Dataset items
-- begin --
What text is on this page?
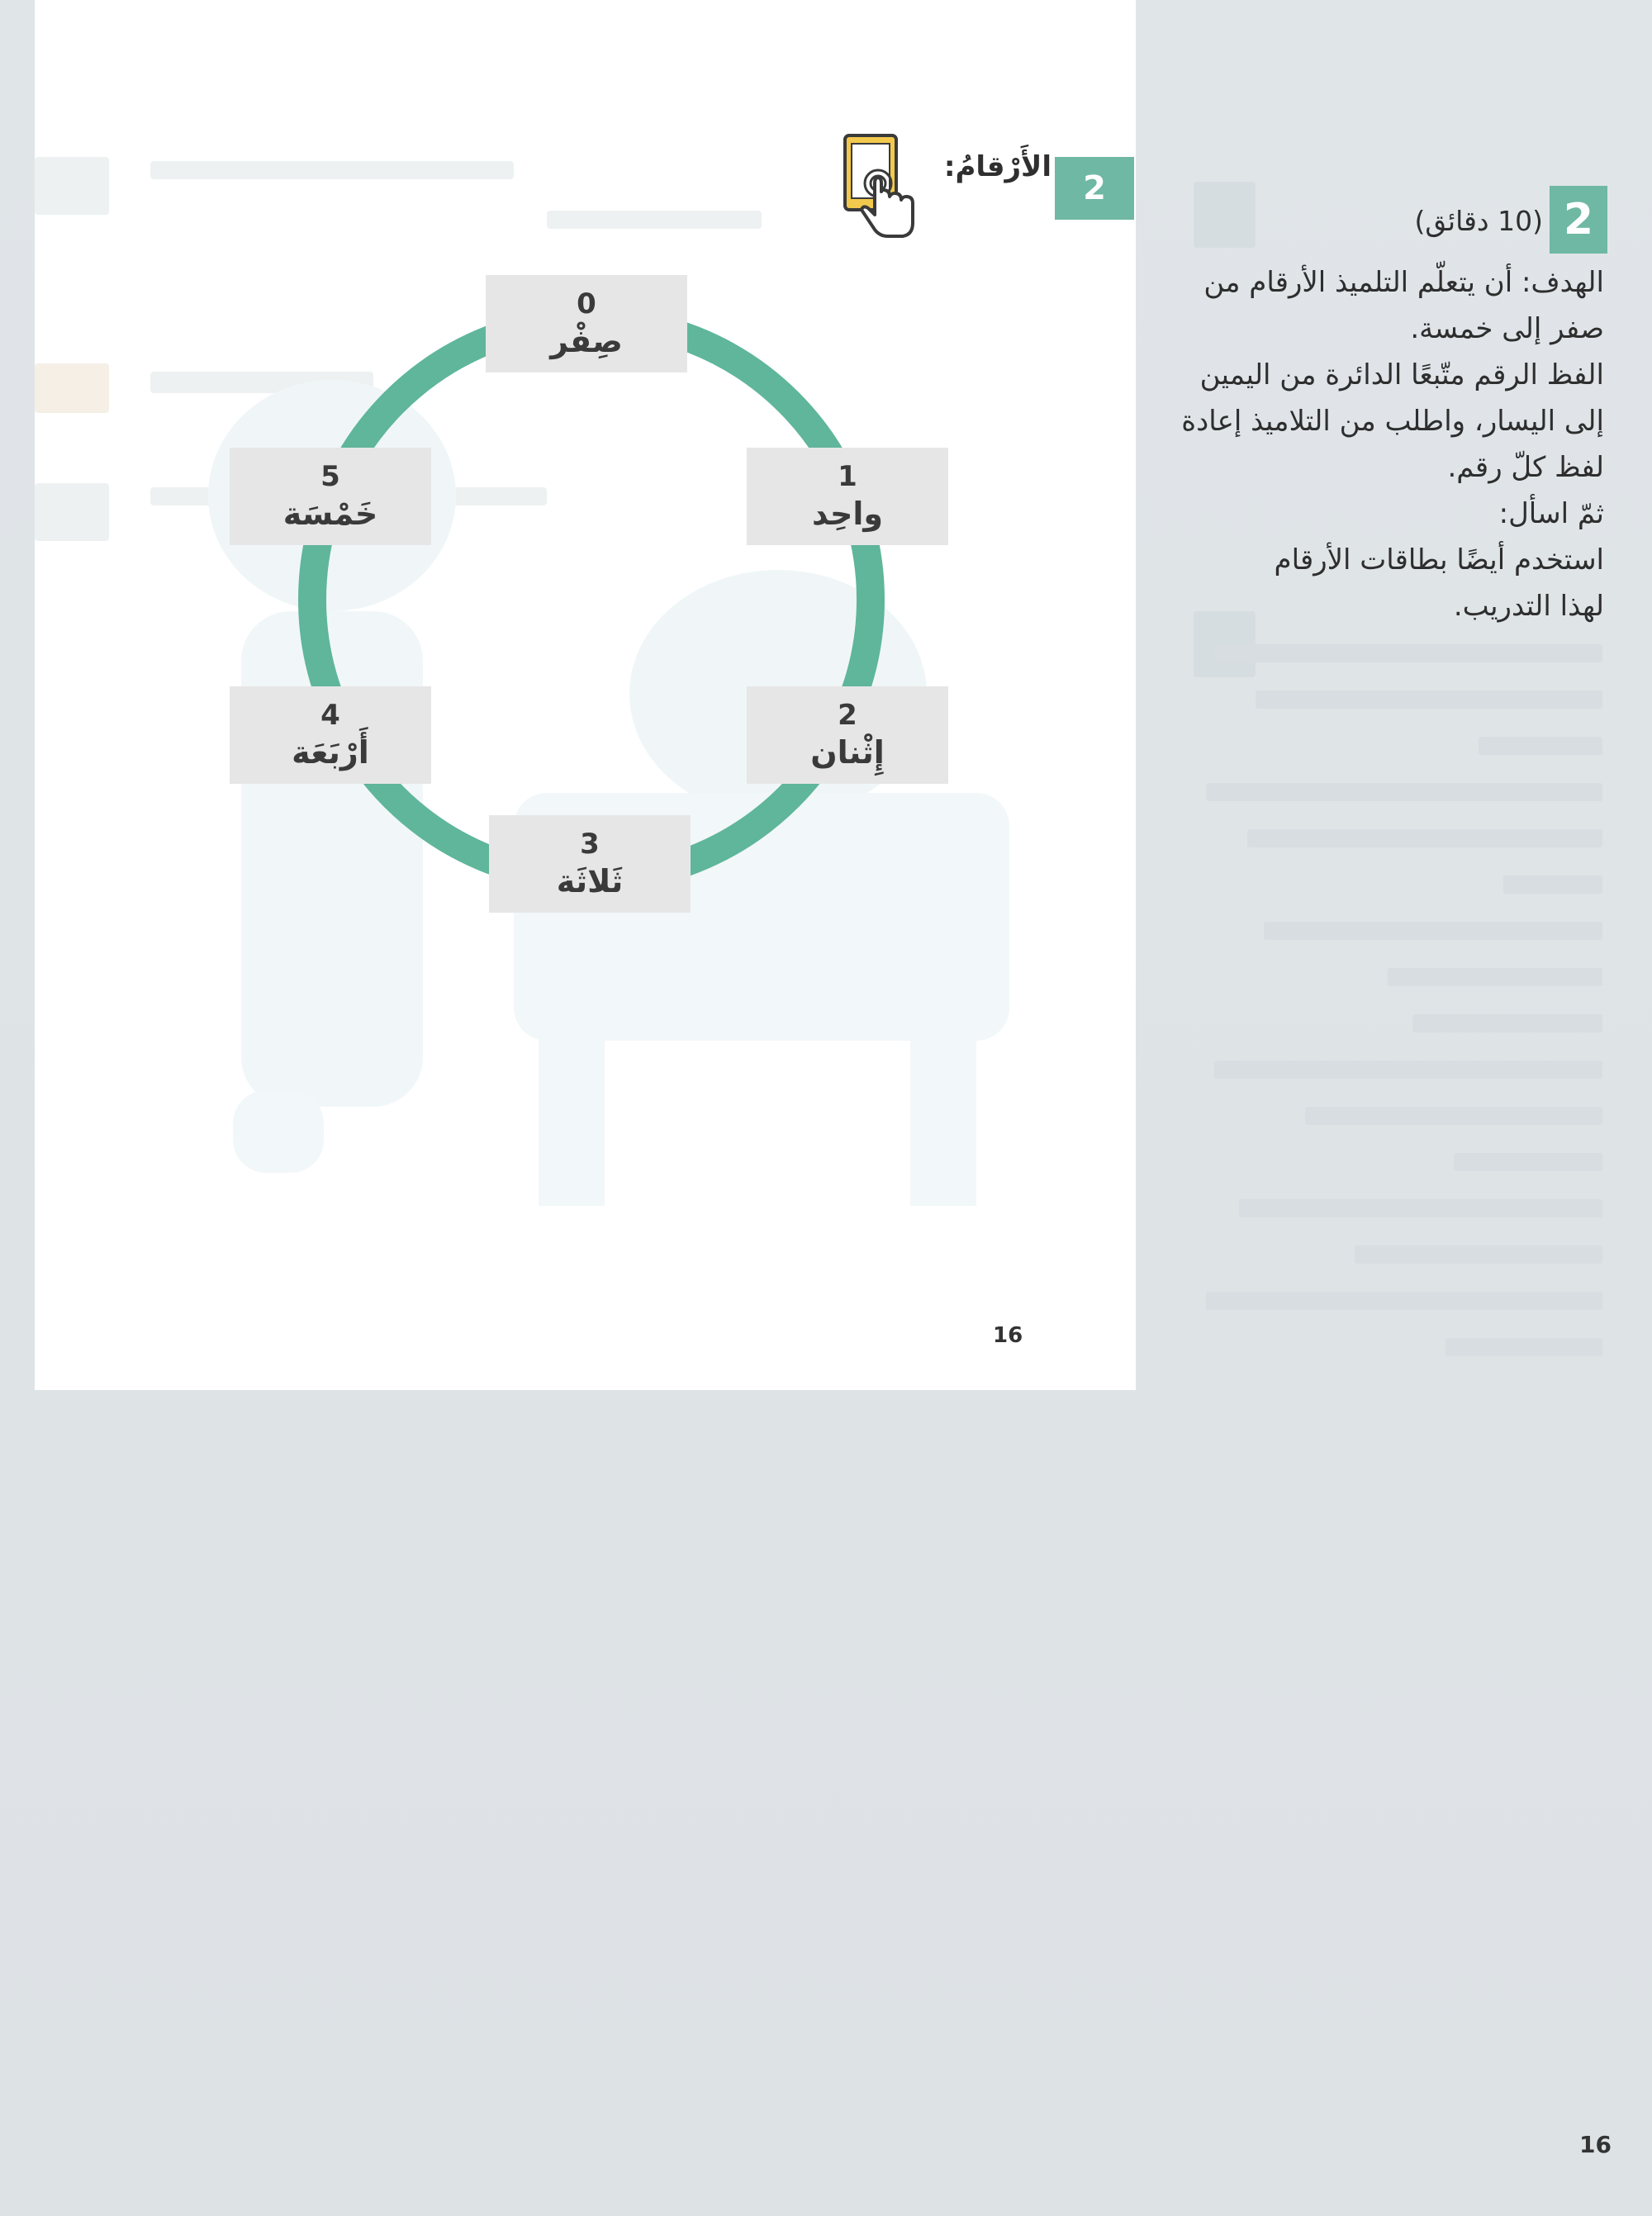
2
الأَرْقامُ:
0
صِفْر
1
واحِد
2
إِثْنان
3
ثَلاثَة
4
أَرْبَعَة
5
خَمْسَة
16
2
(10 دقائق)

الهدف: أن يتعلّم التلميذ الأرقام من

صفر إلى خمسة.

الفظ الرقم متّبعًا الدائرة من اليمين

إلى اليسار، واطلب من التلاميذ إعادة

لفظ كلّ رقم.

ثمّ اسأل:

استخدم أيضًا بطاقات الأرقام

لهذا التدريب.

16
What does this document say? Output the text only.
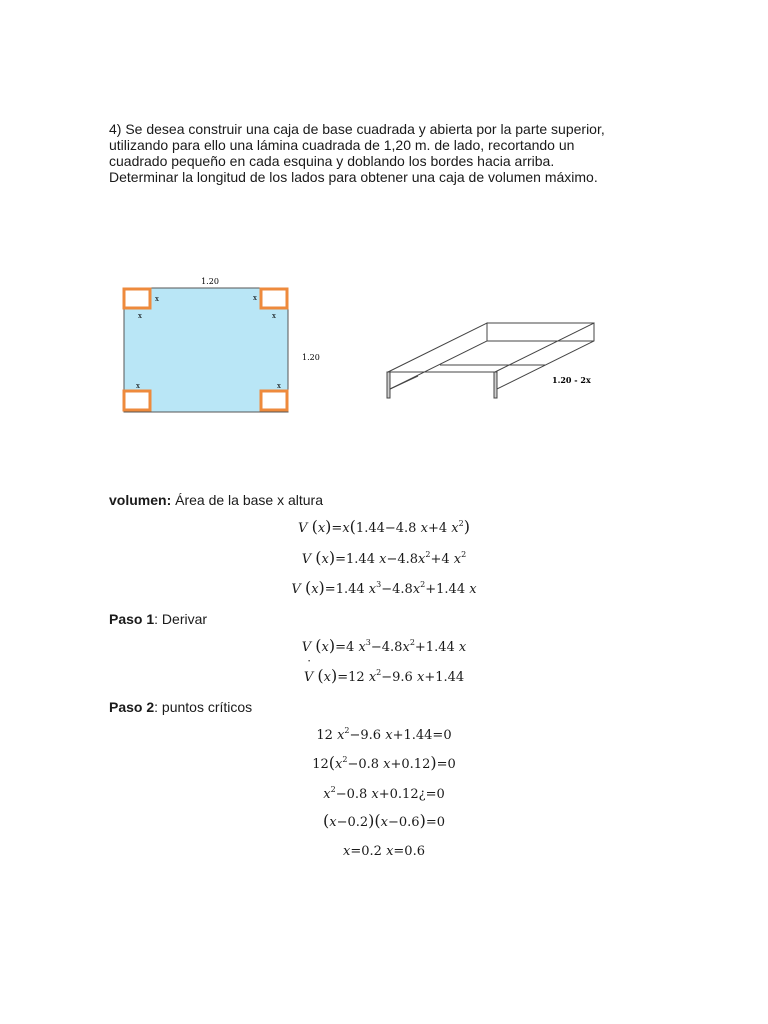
4) Se desea construir una caja de base cuadrada y abierta por la parte superior,
utilizando para ello una lámina cuadrada de 1,20 m. de lado, recortando un
cuadrado pequeño en cada esquina y doblando los bordes hacia arriba.
Determinar la longitud de los lados para obtener una caja de volumen máximo.
1.20
1.20
x
x
x
x
x	x
1.20 - 2x
volumen: Área de la base x altura
V (x)=x(1.44−4.8 x+4 $x^2$)
V (x)=1.44 $x-4.8x^2+4$ $x^2$
V (x)=1.44 $x^3-4.8x^2+1.44$ x
Paso 1: Derivar
V (x)=4 $x^3-4.8x^2+1.44$ x
˙ V (x)=12 $x^2-9.6$ x+1.44
Paso 2: puntos críticos
12 $x^2-9.6$ x+1.44=0
$12(x^2-0.8$ x+0.12)=0
$x^2-0.8$ x+0.12¿=0
(x−0.2)(x−0.6)=0
x=0.2 x=0.6
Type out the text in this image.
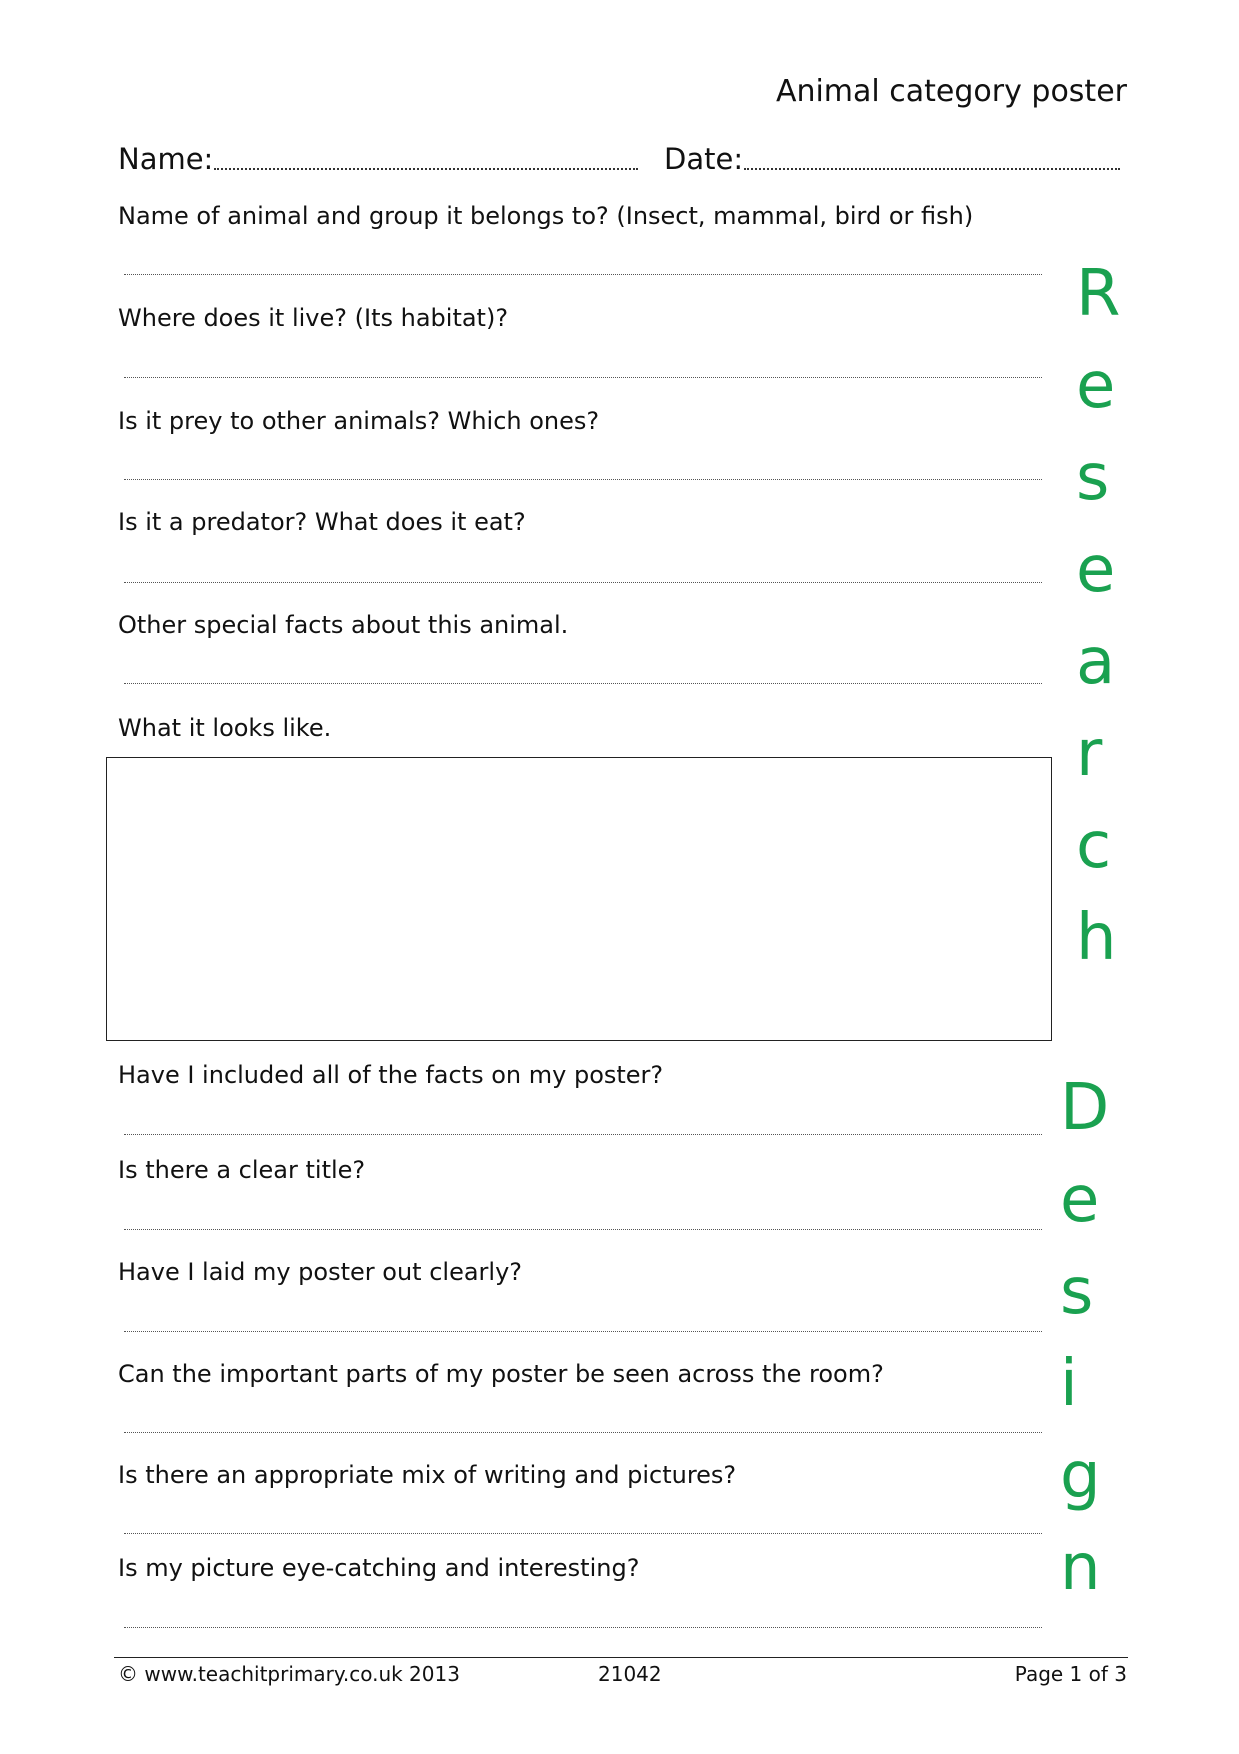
Animal category poster
Name:	Date:
Name of animal and group it belongs to? (Insect, mammal, bird or fish)
Where does it live? (Its habitat)?
Is it prey to other animals? Which ones?
Is it a predator? What does it eat?
Other special facts about this animal.
What it looks like.
Have I included all of the facts on my poster?
Is there a clear title?
Have I laid my poster out clearly?
Can the important parts of my poster be seen across the room?
Is there an appropriate mix of writing and pictures?
Is my picture eye-catching and interesting?
R
e
s
e
a
r
c
h
D
e
s
i
g
n
© www.teachitprimary.co.uk 2013	21042	Page 1 of 3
-- end --
Report every line in the data above in which the word "الأرقام" appears.

الهدف: أن يتعلّم التلميذ الأرقام من
استخدم أيضًا بطاقات الأرقام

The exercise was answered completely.